- REQUIRED WORK -
Each line of the material must be returned exactly.

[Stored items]

· · ·

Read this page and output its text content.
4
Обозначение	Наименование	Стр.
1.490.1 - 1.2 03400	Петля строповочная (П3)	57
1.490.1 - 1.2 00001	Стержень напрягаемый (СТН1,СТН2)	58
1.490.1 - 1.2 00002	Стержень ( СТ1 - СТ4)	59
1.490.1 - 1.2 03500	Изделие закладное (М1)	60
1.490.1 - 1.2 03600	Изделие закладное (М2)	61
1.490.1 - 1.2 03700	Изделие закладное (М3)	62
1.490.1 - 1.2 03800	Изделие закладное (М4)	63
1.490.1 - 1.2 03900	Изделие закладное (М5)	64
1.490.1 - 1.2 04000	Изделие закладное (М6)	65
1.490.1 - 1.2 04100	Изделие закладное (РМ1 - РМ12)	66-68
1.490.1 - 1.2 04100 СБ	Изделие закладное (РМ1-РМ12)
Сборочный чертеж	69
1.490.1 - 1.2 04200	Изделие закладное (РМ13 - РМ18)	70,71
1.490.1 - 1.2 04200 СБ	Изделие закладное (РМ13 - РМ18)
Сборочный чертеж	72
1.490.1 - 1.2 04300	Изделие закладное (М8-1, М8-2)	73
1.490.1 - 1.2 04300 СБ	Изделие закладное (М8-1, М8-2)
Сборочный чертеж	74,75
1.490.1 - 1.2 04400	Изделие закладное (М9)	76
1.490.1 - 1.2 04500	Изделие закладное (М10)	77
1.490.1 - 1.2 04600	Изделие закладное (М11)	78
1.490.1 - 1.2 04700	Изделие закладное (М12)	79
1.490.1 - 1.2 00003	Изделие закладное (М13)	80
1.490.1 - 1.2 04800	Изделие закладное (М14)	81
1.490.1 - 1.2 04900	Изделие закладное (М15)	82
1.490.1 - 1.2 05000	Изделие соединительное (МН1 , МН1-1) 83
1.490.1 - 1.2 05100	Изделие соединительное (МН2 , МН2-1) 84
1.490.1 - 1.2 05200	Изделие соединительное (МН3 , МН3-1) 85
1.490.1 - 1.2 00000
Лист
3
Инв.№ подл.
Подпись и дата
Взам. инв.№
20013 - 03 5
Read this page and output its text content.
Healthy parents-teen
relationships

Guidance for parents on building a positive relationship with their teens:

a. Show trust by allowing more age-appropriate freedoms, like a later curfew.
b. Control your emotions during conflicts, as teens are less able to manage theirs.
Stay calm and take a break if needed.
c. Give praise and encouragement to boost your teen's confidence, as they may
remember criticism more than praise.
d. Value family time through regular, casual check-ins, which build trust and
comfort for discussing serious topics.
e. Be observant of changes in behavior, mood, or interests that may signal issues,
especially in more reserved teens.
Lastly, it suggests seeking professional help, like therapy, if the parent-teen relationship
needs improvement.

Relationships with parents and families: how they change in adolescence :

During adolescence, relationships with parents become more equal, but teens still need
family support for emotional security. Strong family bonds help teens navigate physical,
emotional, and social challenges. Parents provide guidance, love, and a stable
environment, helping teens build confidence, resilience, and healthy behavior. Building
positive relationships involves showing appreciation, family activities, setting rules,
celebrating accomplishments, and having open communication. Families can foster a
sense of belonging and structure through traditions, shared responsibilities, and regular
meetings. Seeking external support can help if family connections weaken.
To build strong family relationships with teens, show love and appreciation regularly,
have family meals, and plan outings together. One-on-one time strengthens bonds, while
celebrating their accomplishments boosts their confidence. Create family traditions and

· · ·

- RESPONSE TO THE TASK -
Read this page and output its text content.
4
Обозначение	Наименование	Стр.
1.490.1 - 1.2 03400	Петля строповочная (П3)	57
1.490.1 - 1.2 00001	Стержень напрягаемый (СТН1,СТН2)	58
1.490.1 - 1.2 00002	Стержень ( СТ1 - СТ4)	59
1.490.1 - 1.2 03500	Изделие закладное (М1)	60
1.490.1 - 1.2 03600	Изделие закладное (М2)	61
1.490.1 - 1.2 03700	Изделие закладное (М3)	62
1.490.1 - 1.2 03800	Изделие закладное (М4)	63
1.490.1 - 1.2 03900	Изделие закладное (М5)	64
1.490.1 - 1.2 04000	Изделие закладное (М6)	65
1.490.1 - 1.2 04100	Изделие закладное (РМ1 - РМ12)	66-68
1.490.1 - 1.2 04100 СБ	Изделие закладное (РМ1-РМ12)
Сборочный чертеж	69
1.490.1 - 1.2 04200	Изделие закладное (РМ13 - РМ18)	70,71
1.490.1 - 1.2 04200 СБ	Изделие закладное (РМ13 - РМ18)
Сборочный чертеж	72
1.490.1 - 1.2 04300	Изделие закладное (М8-1, М8-2)	73
1.490.1 - 1.2 04300 СБ	Изделие закладное (М8-1, М8-2)
Сборочный чертеж	74,75
1.490.1 - 1.2 04400	Изделие закладное (М9)	76
1.490.1 - 1.2 04500	Изделие закладное (М10)	77
1.490.1 - 1.2 04600	Изделие закладное (М11)	78
1.490.1 - 1.2 04700	Изделие закладное (М12)	79
1.490.1 - 1.2 00003	Изделие закладное (М13)	80
1.490.1 - 1.2 04800	Изделие закладное (М14)	81
1.490.1 - 1.2 04900	Изделие закладное (М15)	82
1.490.1 - 1.2 05000	Изделие соединительное (МН1 , МН1-1) 83
1.490.1 - 1.2 05100	Изделие соединительное (МН2 , МН2-1) 84
1.490.1 - 1.2 05200	Изделие соединительное (МН3 , МН3-1) 85
1.490.1 - 1.2 00000
Лист
3
Инв.№ подл.
Подпись и дата
Взам. инв.№
20013 - 03 5
Read this page and output its text content.
Healthy parents-teen
relationships

Guidance for parents on building a positive relationship with their teens:

a. Show trust by allowing more age-appropriate freedoms, like a later curfew.
b. Control your emotions during conflicts, as teens are less able to manage theirs.
Stay calm and take a break if needed.
c. Give praise and encouragement to boost your teen's confidence, as they may
remember criticism more than praise.
d. Value family time through regular, casual check-ins, which build trust and
comfort for discussing serious topics.
e. Be observant of changes in behavior, mood, or interests that may signal issues,
especially in more reserved teens.
Lastly, it suggests seeking professional help, like therapy, if the parent-teen relationship
needs improvement.

Relationships with parents and families: how they change in adolescence :

During adolescence, relationships with parents become more equal, but teens still need
family support for emotional security. Strong family bonds help teens navigate physical,
emotional, and social challenges. Parents provide guidance, love, and a stable
environment, helping teens build confidence, resilience, and healthy behavior. Building
positive relationships involves showing appreciation, family activities, setting rules,
celebrating accomplishments, and having open communication. Families can foster a
sense of belonging and structure through traditions, shared responsibilities, and regular
meetings. Seeking external support can help if family connections weaken.
To build strong family relationships with teens, show love and appreciation regularly,
have family meals, and plan outings together. One-on-one time strengthens bonds, while
celebrating their accomplishments boosts their confidence. Create family traditions and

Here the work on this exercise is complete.